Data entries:
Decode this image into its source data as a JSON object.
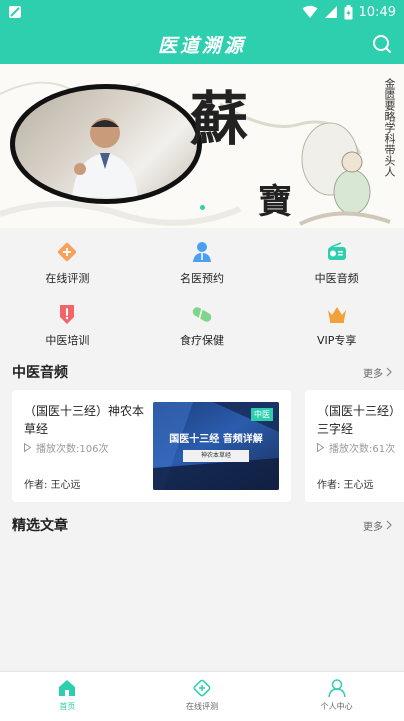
{
  "status_bar": {
    "time": "10:49"
  },
  "app_bar": {
    "title": "医道溯源"
  },
  "banner": {
    "calligraphy_main": "蘇",
    "calligraphy_sub": "寶",
    "side_text": "金匮要略学科带头人"
  },
  "quick_menu": [
    {
      "label": "在线评测",
      "icon": "plus-diamond-icon",
      "color": "#f5a25d"
    },
    {
      "label": "名医预约",
      "icon": "doctor-icon",
      "color": "#4a9ff5"
    },
    {
      "label": "中医音频",
      "icon": "radio-icon",
      "color": "#2dcfaf"
    },
    {
      "label": "中医培训",
      "icon": "badge-icon",
      "color": "#f2666a"
    },
    {
      "label": "食疗保健",
      "icon": "pill-icon",
      "color": "#7ed58b"
    },
    {
      "label": "VIP专享",
      "icon": "crown-icon",
      "color": "#f2a23a"
    }
  ],
  "sections": {
    "audio": {
      "title": "中医音频",
      "more": "更多"
    },
    "articles": {
      "title": "精选文章",
      "more": "更多"
    }
  },
  "audio_cards": [
    {
      "title": "（国医十三经）神农本草经",
      "plays": "播放次数:106次",
      "author": "作者: 王心远",
      "thumb_tag": "中医",
      "thumb_title": "国医十三经 音频详解",
      "thumb_sub": "神农本草经"
    },
    {
      "title": "（国医十三经）三字经",
      "plays": "播放次数:61次",
      "author": "作者: 王心远"
    }
  ],
  "tabbar": [
    {
      "label": "首页",
      "active": true
    },
    {
      "label": "在线评测",
      "active": false
    },
    {
      "label": "个人中心",
      "active": false
    }
  ],
  "colors": {
    "accent": "#2dcfaf"
  }
}
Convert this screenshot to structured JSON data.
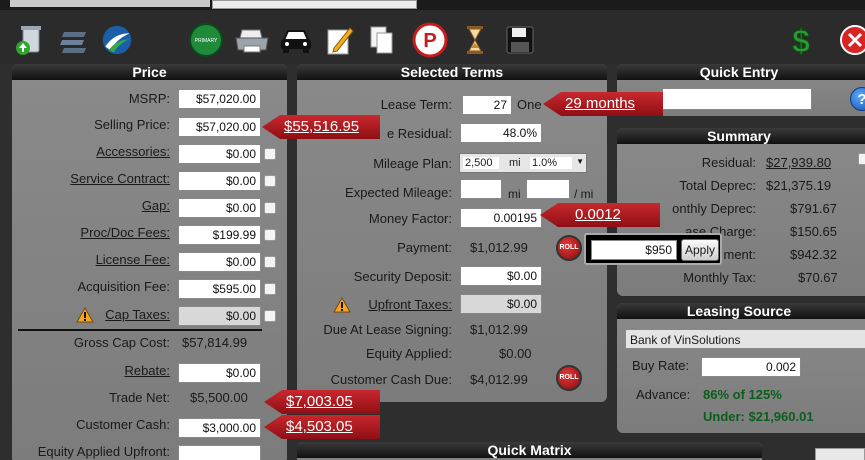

> [Problem to solve] Your task is to return the entries above exactly, with no pictures.

> [Correct output]
Decode this image into its source data as a JSON object.
{
  "status_bar": {
    "time": "10:49"
  },
  "app_bar": {
    "title": "医道溯源"
  },
  "banner": {
    "calligraphy_main": "蘇",
    "calligraphy_sub": "寶",
    "side_text": "金匮要略学科带头人"
  },
  "quick_menu": [
    {
      "label": "在线评测",
      "icon": "plus-diamond-icon",
      "color": "#f5a25d"
    },
    {
      "label": "名医预约",
      "icon": "doctor-icon",
      "color": "#4a9ff5"
    },
    {
      "label": "中医音频",
      "icon": "radio-icon",
      "color": "#2dcfaf"
    },
    {
      "label": "中医培训",
      "icon": "badge-icon",
      "color": "#f2666a"
    },
    {
      "label": "食疗保健",
      "icon": "pill-icon",
      "color": "#7ed58b"
    },
    {
      "label": "VIP专享",
      "icon": "crown-icon",
      "color": "#f2a23a"
    }
  ],
  "sections": {
    "audio": {
      "title": "中医音频",
      "more": "更多"
    },
    "articles": {
      "title": "精选文章",
      "more": "更多"
    }
  },
  "audio_cards": [
    {
      "title": "（国医十三经）神农本草经",
      "plays": "播放次数:106次",
      "author": "作者: 王心远",
      "thumb_tag": "中医",
      "thumb_title": "国医十三经 音频详解",
      "thumb_sub": "神农本草经"
    },
    {
      "title": "（国医十三经）三字经",
      "plays": "播放次数:61次",
      "author": "作者: 王心远"
    }
  ],
  "tabbar": [
    {
      "label": "首页",
      "active": true
    },
    {
      "label": "在线评测",
      "active": false
    },
    {
      "label": "个人中心",
      "active": false
    }
  ],
  "colors": {
    "accent": "#2dcfaf"
  }
}
Convert this screenshot to structured JSON data.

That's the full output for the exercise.